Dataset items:
------------

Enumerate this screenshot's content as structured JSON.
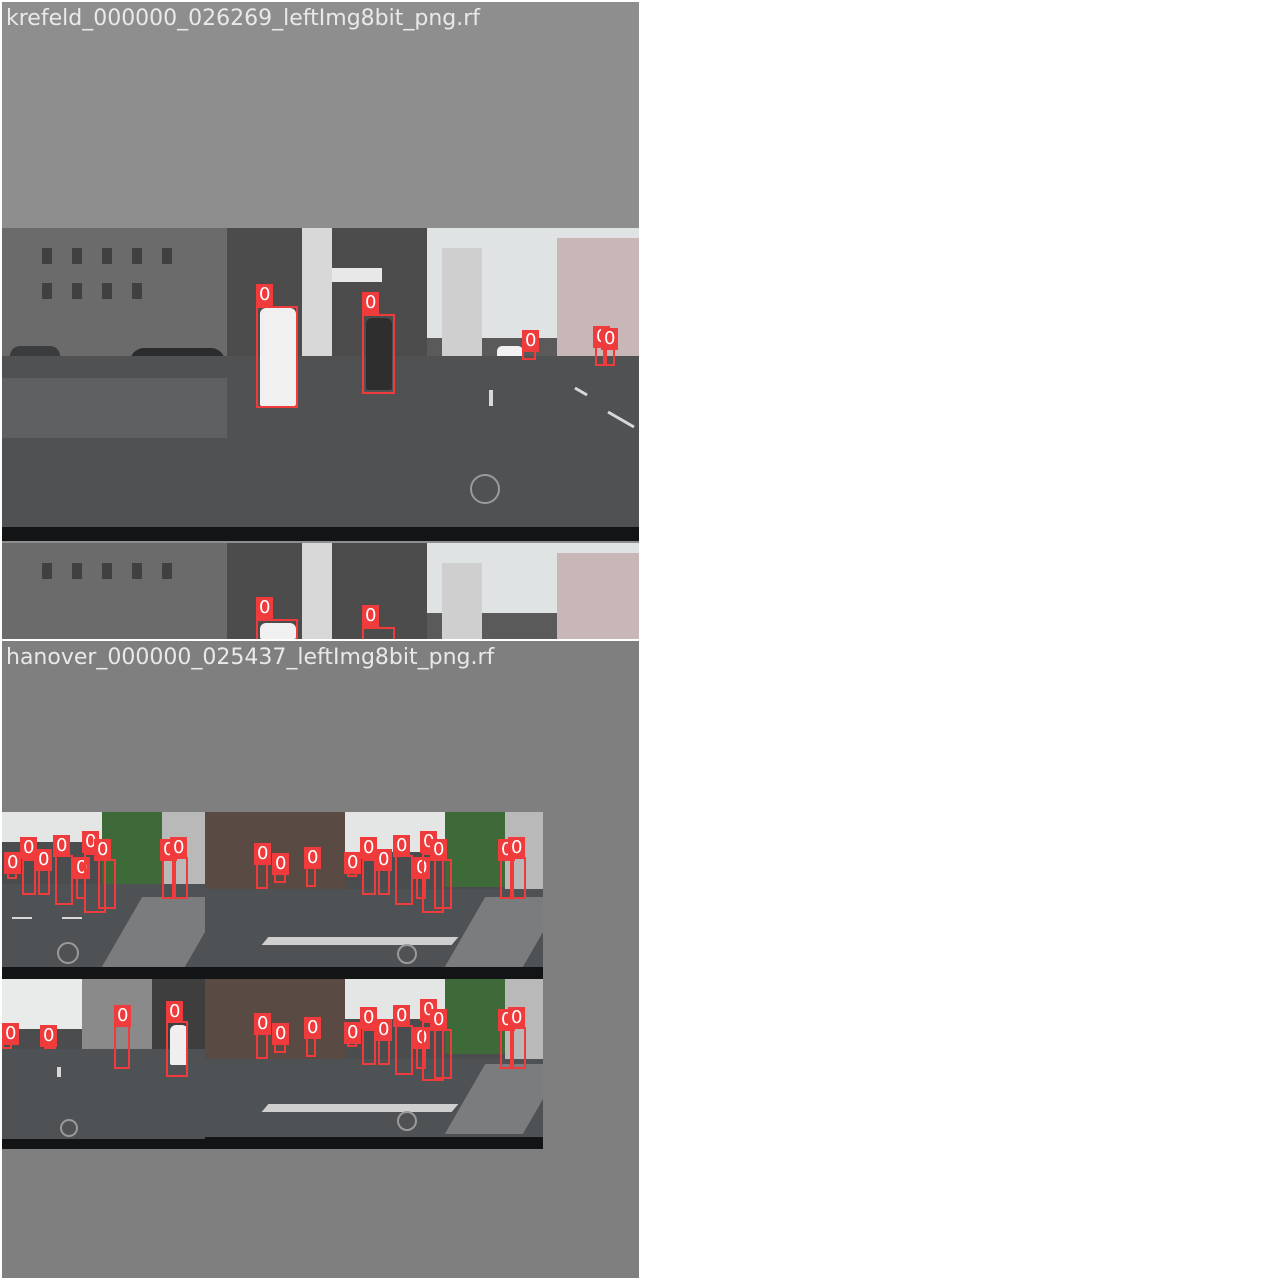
{
  "tiles": [
    {
      "title": "krefeld_000000_026269_leftImg8bit_png.rf",
      "background": "#8e8e8e"
    },
    {
      "title": "hanover_000000_025437_leftImg8bit_png.rf",
      "background": "#7f7f7f"
    }
  ],
  "detection_label": "0",
  "colors": {
    "box": "#ef3b3b",
    "label_text": "#ffffff",
    "title_text": "#e9e9e9"
  }
}
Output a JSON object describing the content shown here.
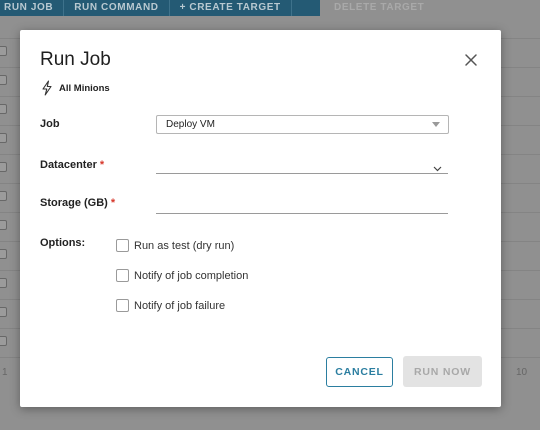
{
  "background": {
    "toolbar": [
      "RUN JOB",
      "RUN COMMAND",
      "+ CREATE TARGET"
    ],
    "toolbar_disabled": "DELETE TARGET",
    "pager_left": "1",
    "pager_right": "10"
  },
  "modal": {
    "title": "Run Job",
    "target_icon": "lightning-bolt-icon",
    "target_label": "All Minions",
    "close_icon": "close-icon",
    "fields": {
      "job_label": "Job",
      "job_value": "Deploy VM",
      "datacenter_label": "Datacenter",
      "datacenter_value": "",
      "storage_label": "Storage (GB)",
      "storage_value": "",
      "required_marker": "*"
    },
    "options_label": "Options:",
    "options": [
      {
        "label": "Run as test (dry run)",
        "checked": false
      },
      {
        "label": "Notify of job completion",
        "checked": false
      },
      {
        "label": "Notify of job failure",
        "checked": false
      }
    ],
    "buttons": {
      "cancel": "CANCEL",
      "run_now": "RUN NOW"
    }
  },
  "colors": {
    "accent": "#2b7ea0",
    "required": "#d6372b",
    "toolbar_bg": "#1f5d7a",
    "disabled_bg": "#e3e3e3"
  }
}
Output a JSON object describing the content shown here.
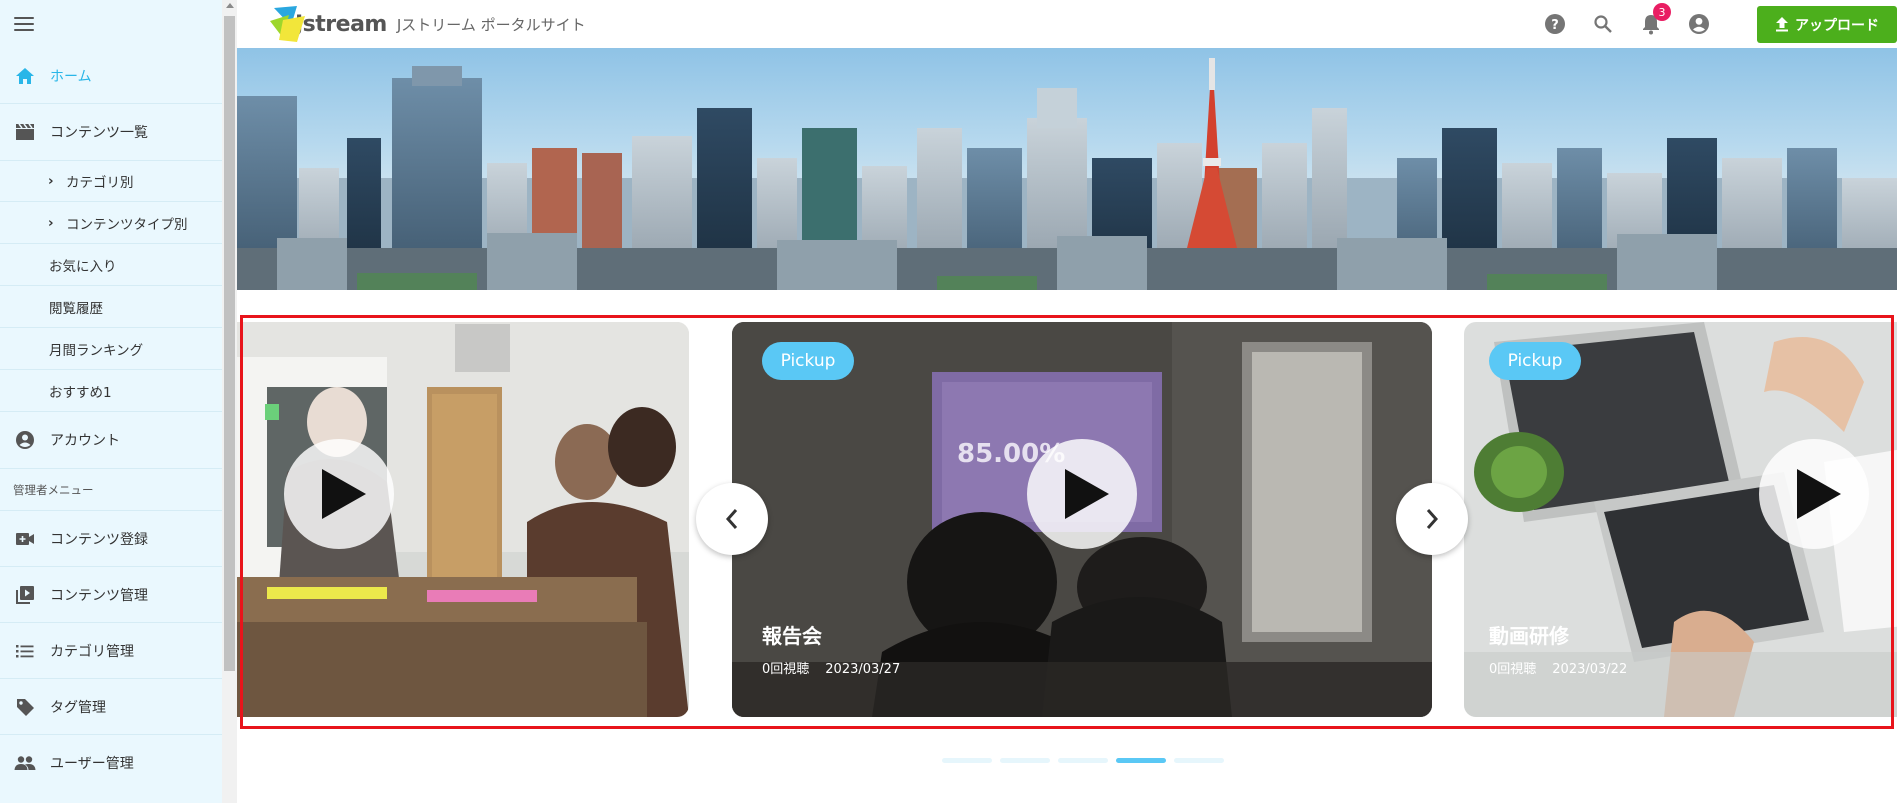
{
  "header": {
    "logo_text": "Jstream",
    "site_name": "Jストリーム ポータルサイト",
    "notification_count": "3",
    "upload_label": "アップロード",
    "icons": [
      "help-icon",
      "search-icon",
      "bell-icon",
      "account-icon",
      "upload-icon"
    ]
  },
  "sidebar": {
    "home": "ホーム",
    "contents": "コンテンツ一覧",
    "by_category": "カテゴリ別",
    "by_type": "コンテンツタイプ別",
    "favorites": "お気に入り",
    "history": "閲覧履歴",
    "ranking": "月間ランキング",
    "recommend": "おすすめ1",
    "account": "アカウント",
    "admin_section": "管理者メニュー",
    "content_register": "コンテンツ登録",
    "content_manage": "コンテンツ管理",
    "category_manage": "カテゴリ管理",
    "tag_manage": "タグ管理",
    "user_manage": "ユーザー管理"
  },
  "carousel": {
    "cards": [
      {
        "badge": "",
        "title": "",
        "views": "",
        "date": ""
      },
      {
        "badge": "Pickup",
        "title": "報告会",
        "views": "0回視聴",
        "date": "2023/03/27"
      },
      {
        "badge": "Pickup",
        "title": "動画研修",
        "views": "0回視聴",
        "date": "2023/03/22"
      }
    ],
    "dots": 5,
    "active_dot": 3
  },
  "colors": {
    "accent": "#29b6e8",
    "upload_button": "#4caf1c",
    "badge": "#e91e63",
    "highlight_box": "#e8141b"
  }
}
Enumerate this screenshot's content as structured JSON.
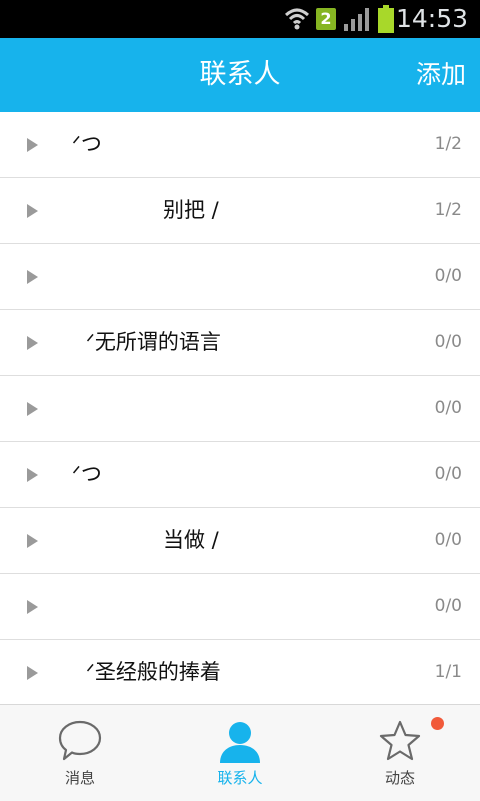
{
  "status_bar": {
    "time": "14:53",
    "sim_slot": "2",
    "icons": [
      "wifi-icon",
      "sim-2-icon",
      "signal-icon",
      "battery-icon"
    ]
  },
  "header": {
    "title": "联系人",
    "add_label": "添加"
  },
  "groups": [
    {
      "name": "ᐟつ",
      "count": "1/2"
    },
    {
      "name": "别把 /",
      "count": "1/2"
    },
    {
      "name": "",
      "count": "0/0"
    },
    {
      "name": "ᐟ无所谓的语言",
      "count": "0/0"
    },
    {
      "name": "",
      "count": "0/0"
    },
    {
      "name": "ᐟつ",
      "count": "0/0"
    },
    {
      "name": "当做 /",
      "count": "0/0"
    },
    {
      "name": "",
      "count": "0/0"
    },
    {
      "name": "ᐟ圣经般的捧着",
      "count": "1/1"
    }
  ],
  "tabs": [
    {
      "label": "消息",
      "icon": "chat-bubble-icon",
      "active": false
    },
    {
      "label": "联系人",
      "icon": "contact-person-icon",
      "active": true
    },
    {
      "label": "动态",
      "icon": "star-icon",
      "active": false
    }
  ],
  "colors": {
    "accent": "#17b3ec",
    "notification": "#f15a3a"
  }
}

------------

Requirement:
Tally every line of the data that holds the word "badge" and write the count alone.

Result for this task:
4